* Source excerpt:

Improve LSN master/slave checks

This commit is contained in:
Benjamin Renard 2020-11-04 16:20:41 +01:00 committed by root
parent d4cbdb3c79
commit 0443f56b1d

View file

@ -39,7 +39,7 @@ RECOVERY_CONF=""
PG_DEFAULT_PORT=""
PG_DEFAULT_APP_NAME=$( hostname )
PG_DB=""
CHECK_CUR_MASTER_XLOG=1
CHECK_CUR_MASTER_LSN=1
REPLAY_WARNING_DELAY=3
REPLAY_CRITICAL_DELAY=5
@ -61,8 +61,8 @@ Usage: $0 [-d] [-h] [options]
port if detected or use $DEFAULT_PG_PORT)
-D dbname Specify DB name on Postgres master/slave to connect on (Default: PG_USER, must
match with .pgpass one is used)
-C 1/0 Enable or disable check if the current XLOG file of the master host is the same
of the last replay XLOG file (Default: $CHECK_CUR_MASTER_XLOG)
-C 1/0 Enable or disable check if the current LSN of the master host is the same
of the last received LSN (Default: $CHECK_CUR_MASTER_LSN)
-w replay_warn_delay Specify the replay warning delay in second (Default: $REPLAY_WARNING_DELAY)

* To be done:
• a. For each statement, say whether it agrees with the commit diff (yes or no) and quote the words that decide it: (i) the default replay critical delay is 5; (ii) the commit was made by root; (iii) the default database name for the -D option is the hostname.
• b. Using the commit diff, explain why the new help line for the -C option shows a default of 1.
• c. In the commit diff, rewrite the stretch from "PG_DEFAULT_APP_NAME=$( hostname )" through "LSN (Default: $CHECK_CUR_MASTER_LSN)", replacing "received" with "replayed".
The items after this point are separate from the commit diff.

* Information given:
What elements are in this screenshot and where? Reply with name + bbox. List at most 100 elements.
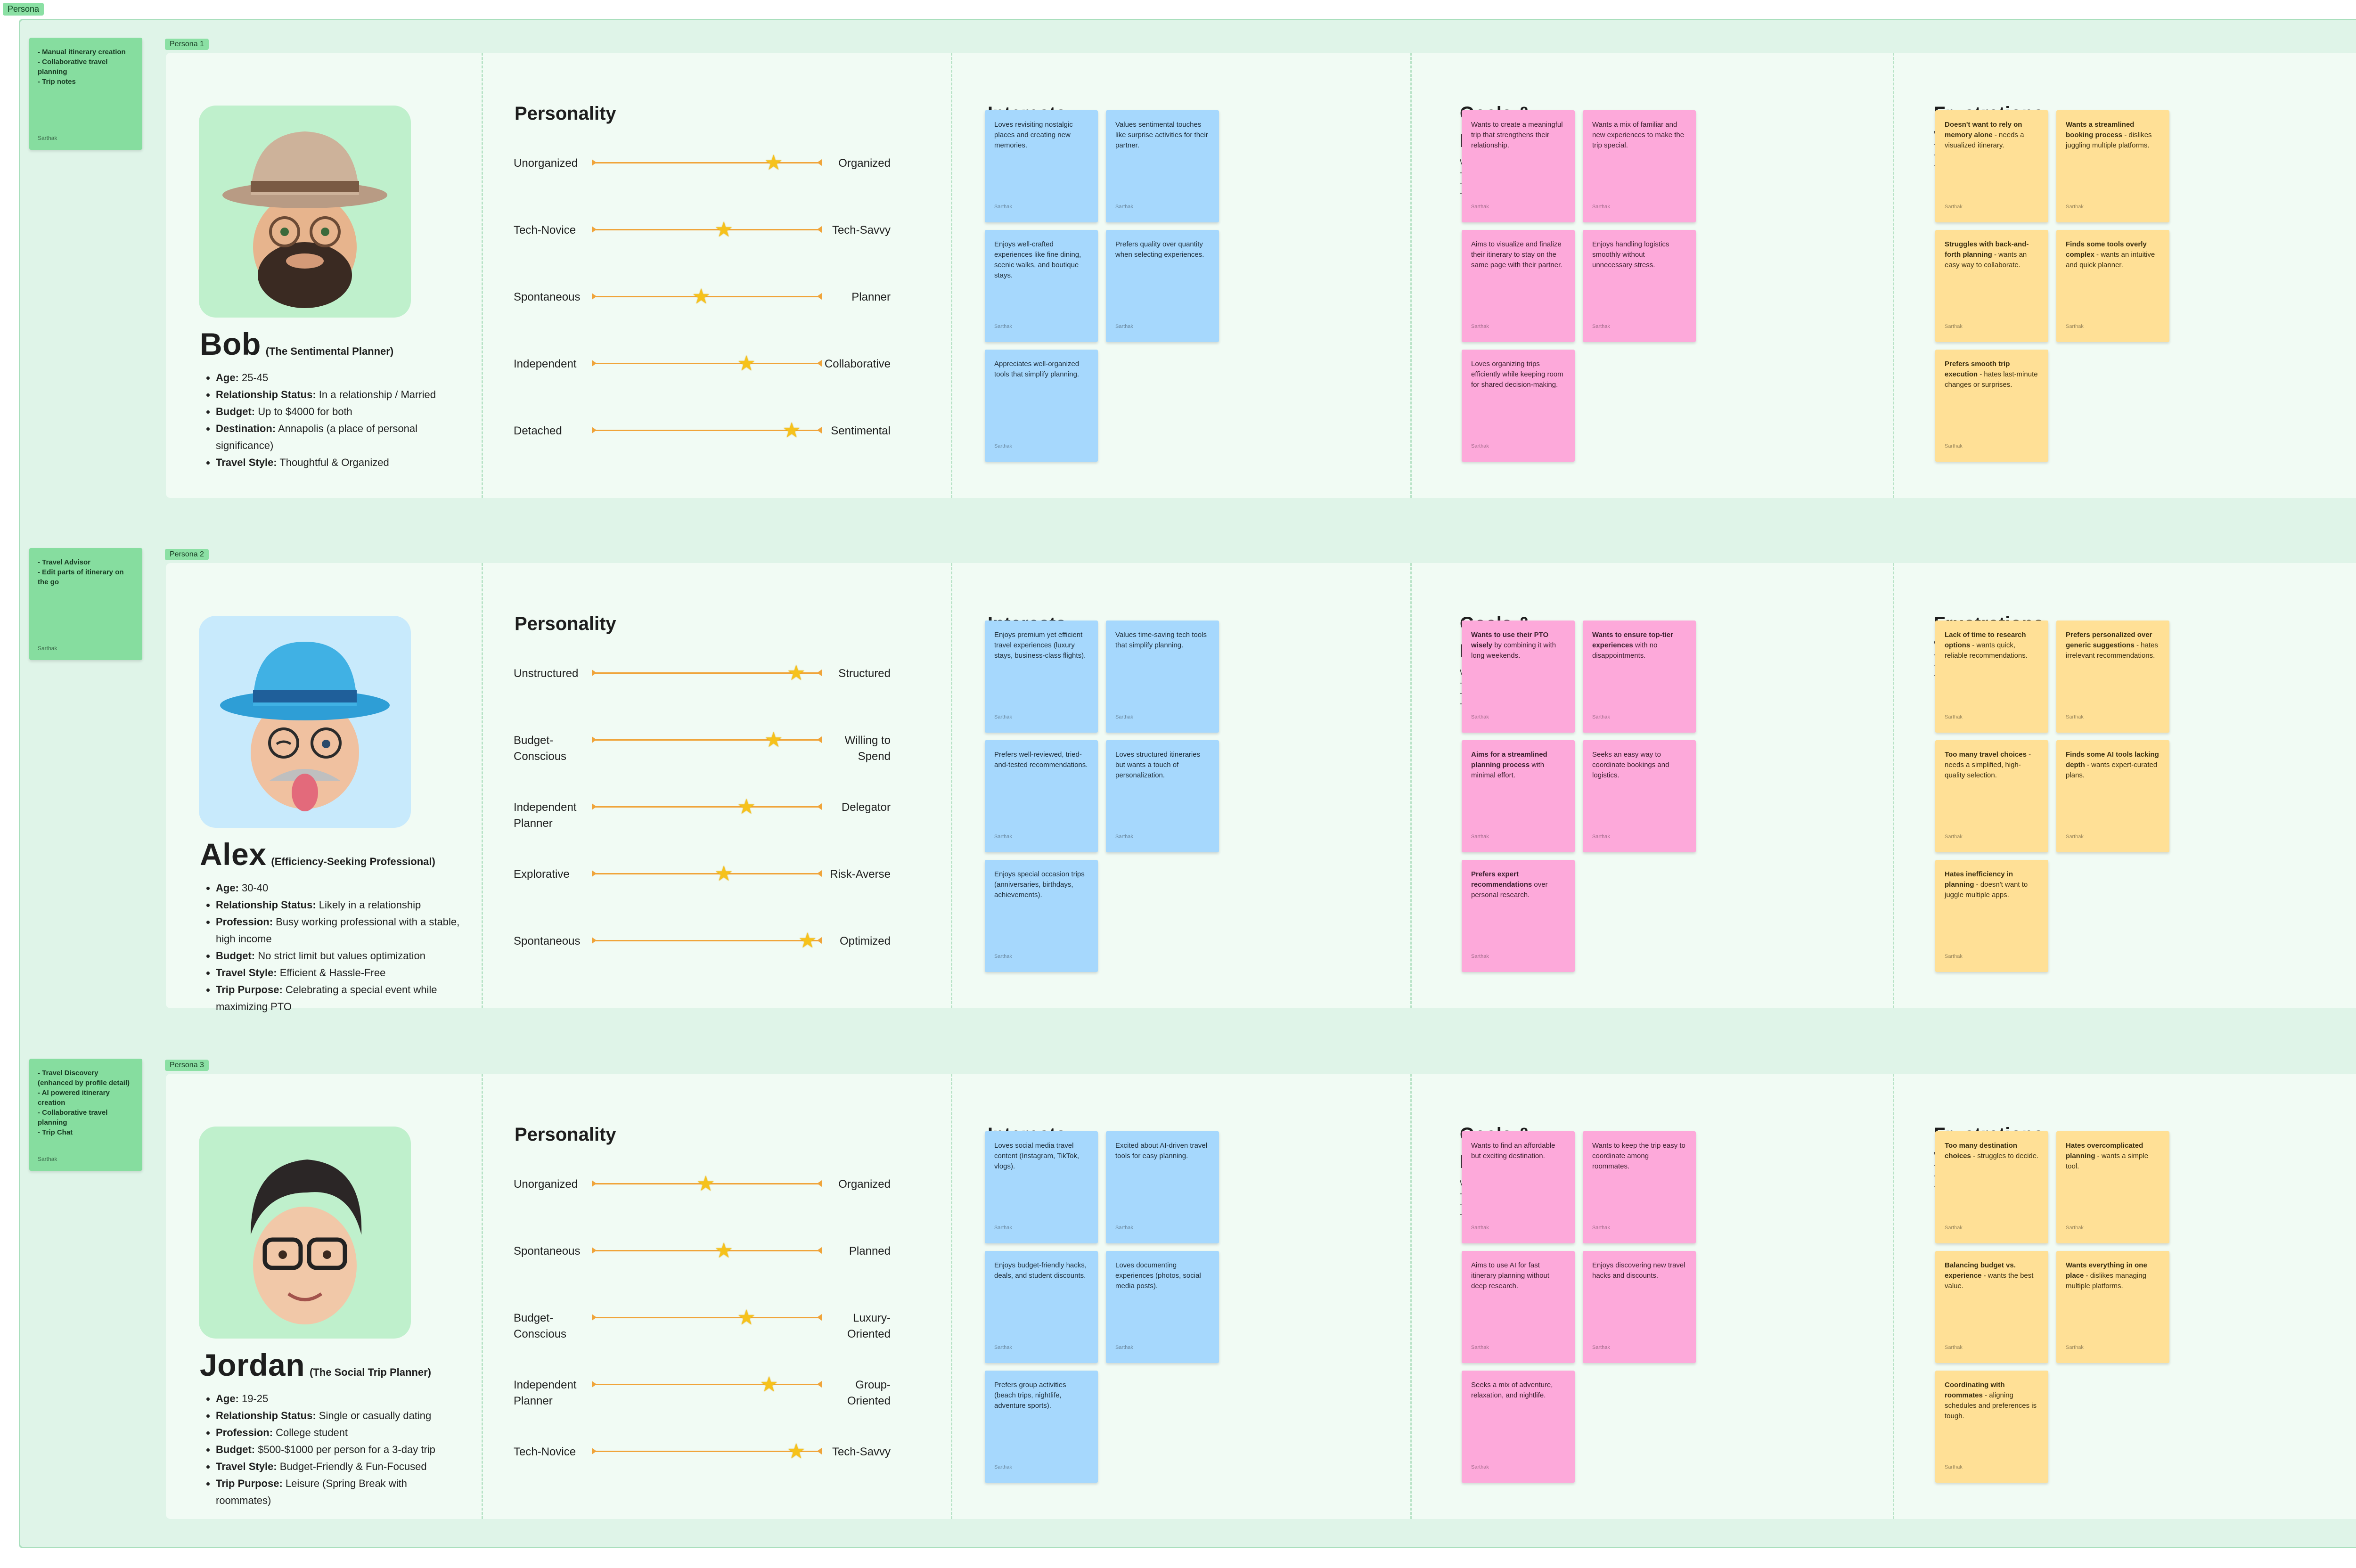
column-divider	[1410, 53, 1412, 498]
column-divider	[951, 53, 952, 498]
goal-sticky: Wants to keep the trip easy to coordinat…	[1583, 1131, 1696, 1243]
fact-key: Relationship Status:	[216, 1410, 316, 1421]
sticky-text-rest: - wants expert-curated plans.	[2066, 761, 2158, 779]
persona-facts: Age: 30-40Relationship Status: Likely in…	[200, 880, 464, 1015]
sticky-text: Coordinating with roommates - aligning s…	[1945, 1380, 2039, 1421]
trait-slider-track: ★	[592, 1374, 822, 1395]
feature-note: - Travel Discovery (enhanced by profile …	[29, 1059, 142, 1171]
column-divider	[1893, 53, 1894, 498]
feature-item: - Travel Discovery (enhanced by profile …	[38, 1069, 130, 1087]
persona-name-line: Alex (Efficiency-Seeking Professional)	[200, 836, 435, 872]
fact-key: Age:	[216, 1393, 239, 1405]
feature-item: - Trip notes	[38, 78, 76, 86]
persona-row: - Travel Advisor - Edit parts of itinerar…	[0, 510, 2356, 1013]
sticky-text: Wants to keep the trip easy to coordinat…	[1592, 1142, 1685, 1170]
sticky-text: Wants to ensure top-tier experiences wit…	[1592, 630, 1686, 661]
trait-right-label: Optimized	[839, 935, 891, 947]
star-icon: ★	[737, 352, 756, 375]
sticky-text-rest: over personal research.	[1471, 881, 1548, 899]
persona-card: Jordan (The Social Trip Planner) Age: 19-2…	[166, 1074, 2356, 1519]
fact-key: Travel Style:	[216, 457, 277, 468]
fact-value: Celebrating a special event while maximi…	[216, 984, 437, 1013]
sticky-text-rest: - dislikes managing multiple platforms.	[2066, 1272, 2146, 1290]
feature-item: - Edit parts of itinerary on the go	[38, 568, 124, 586]
fact-item: Destination: Annapolis (a place of perso…	[216, 420, 464, 454]
sticky-author: Sarthak	[1945, 1464, 1963, 1470]
trait-right-label: Planner	[851, 291, 891, 303]
frustration-sticky: Wants a streamlined booking process - di…	[2056, 110, 2169, 222]
feature-item: - Collaborative travel planning	[38, 58, 108, 76]
sticky-author: Sarthak	[994, 1464, 1012, 1470]
sticky-text: Finds some AI tools lacking depth - want…	[2066, 750, 2160, 781]
trait-slider-track: ★	[592, 1441, 822, 1462]
feature-note: - Manual itinerary creation - Collaborati…	[29, 38, 142, 150]
persona-name: Alex	[200, 837, 267, 872]
frustration-sticky: Too many travel choices - needs a simpli…	[1935, 740, 2048, 852]
trait-right-label: Tech-Savvy	[832, 1446, 891, 1458]
fact-item: Relationship Status: Likely in a relatio…	[216, 897, 464, 914]
feature-item: - AI powered itinerary creation	[38, 1089, 110, 1107]
persona-tag: Persona 3	[165, 1060, 209, 1071]
fact-key: Profession:	[216, 916, 273, 928]
star-icon: ★	[714, 1239, 733, 1262]
sticky-author: Sarthak	[994, 714, 1012, 720]
personality-trait: Independent Planner Delegator ★	[514, 796, 891, 833]
sticky-text-rest: - wants quick, reliable recommendations.	[1945, 641, 2028, 660]
sticky-author: Sarthak	[2066, 1225, 2084, 1231]
sticky-text-rest: - wants an intuitive and quick planner.	[2066, 251, 2155, 269]
fact-value: Efficient & Hassle-Free	[277, 967, 386, 979]
star-icon: ★	[764, 151, 783, 174]
sticky-text: Enjoys special occasion trips (anniversa…	[994, 870, 1085, 899]
sticky-text: Prefers smooth trip execution - hates la…	[1945, 359, 2039, 390]
sticky-text: Loves documenting experiences (photos, s…	[1115, 1261, 1201, 1290]
sticky-author: Sarthak	[1115, 1345, 1133, 1350]
star-icon: ★	[714, 218, 733, 241]
personality-trait: Independent Collaborative ★	[514, 352, 891, 390]
sticky-author: Sarthak	[1471, 204, 1489, 210]
interest-sticky: Enjoys budget-friendly hacks, deals, and…	[985, 1251, 1098, 1363]
sticky-text: Balancing budget vs. experience - wants …	[1945, 1260, 2039, 1291]
trait-slider-track: ★	[592, 220, 822, 240]
sticky-text: Enjoys well-crafted experiences like fin…	[994, 240, 1081, 279]
sticky-text: Loves revisiting nostalgic places and cr…	[994, 121, 1073, 149]
column-divider	[482, 563, 483, 1008]
sticky-author: Sarthak	[1115, 204, 1133, 210]
fact-key: Budget:	[216, 950, 255, 962]
sticky-author: Sarthak	[1471, 1464, 1489, 1470]
trait-left-label: Spontaneous	[514, 935, 581, 947]
sticky-text-bold: Prefers personalized over generic sugges…	[2066, 631, 2152, 649]
fact-key: Trip Purpose:	[216, 984, 283, 996]
sticky-author: Sarthak	[1471, 954, 1489, 959]
sticky-text-bold: Wants everything in one place	[2066, 1261, 2147, 1280]
fact-item: Travel Style: Thoughtful & Organized	[216, 454, 464, 471]
fact-value: College student	[273, 1427, 348, 1438]
interest-sticky: Prefers well-reviewed, tried-and-tested …	[985, 740, 1098, 852]
sticky-text: Prefers group activities (beach trips, n…	[994, 1381, 1066, 1410]
persona-nickname: (The Sentimental Planner)	[265, 345, 394, 357]
trait-right-label: Organized	[838, 1178, 891, 1191]
sticky-author: Sarthak	[2066, 324, 2084, 329]
sticky-text-rest: - struggles to decide.	[1971, 1152, 2039, 1160]
goal-sticky: Enjoys discovering new travel hacks and …	[1583, 1251, 1696, 1363]
trait-right-label: Structured	[838, 667, 891, 680]
sticky-author: Sarthak	[1115, 1225, 1133, 1231]
fact-item: Budget: No strict limit but values optim…	[216, 947, 464, 964]
sticky-text: Enjoys premium yet efficient travel expe…	[994, 631, 1086, 660]
sticky-author: Sarthak	[994, 324, 1012, 329]
avatar	[199, 106, 411, 318]
persona-tag: Persona 2	[165, 549, 209, 560]
avatar-illustration	[220, 642, 390, 811]
persona-name: Bob	[200, 327, 261, 361]
trait-right-label: Organized	[838, 157, 891, 170]
trait-right-label: Delegator	[841, 801, 891, 814]
star-icon: ★	[764, 728, 783, 751]
sticky-text: Enjoys budget-friendly hacks, deals, and…	[994, 1261, 1087, 1280]
sticky-text: Wants to create a meaningful trip that s…	[1471, 121, 1563, 149]
personality-title: Personality	[515, 103, 616, 124]
sticky-text-bold: Coordinating with roommates	[1945, 1381, 2005, 1399]
interest-sticky: Loves social media travel content (Insta…	[985, 1131, 1098, 1243]
sticky-author: Sarthak	[1945, 204, 1963, 210]
star-icon: ★	[696, 1172, 715, 1195]
goal-sticky: Wants to find an affordable but exciting…	[1462, 1131, 1575, 1243]
fact-item: Relationship Status: Single or casually …	[216, 1407, 464, 1424]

* Solutions to the tasks:
• a.
(i) Yes: "REPLAY_CRITICAL_DELAY=5"
(ii) Yes: "committed by root"
(iii) No: "(Default: PG_USER, must"

• b. The help line takes its default from "$CHECK_CUR_MASTER_LSN". Near the top, that variable is set by "CHECK_CUR_MASTER_LSN=1", so the help line shows 1.

• c.
PG_DEFAULT_APP_NAME=$( hostname )
PG_DB=""
CHECK_CUR_MASTER_XLOG=1
CHECK_CUR_MASTER_LSN=1
REPLAY_WARNING_DELAY=3
REPLAY_CRITICAL_DELAY=5
@ -61,8 +61,8 @@ Usage: $0 [-d] [-h] [options]
port if detected or use $DEFAULT_PG_PORT)
-D dbname Specify DB name on Postgres master/slave to connect on (Default: PG_USER, must
match with .pgpass one is used)
-C 1/0 Enable or disable check if the current XLOG file of the master host is the same
of the last replay XLOG file (Default: $CHECK_CUR_MASTER_XLOG)
-C 1/0 Enable or disable check if the current LSN of the master host is the same
of the last replayed LSN (Default: $CHECK_CUR_MASTER_LSN)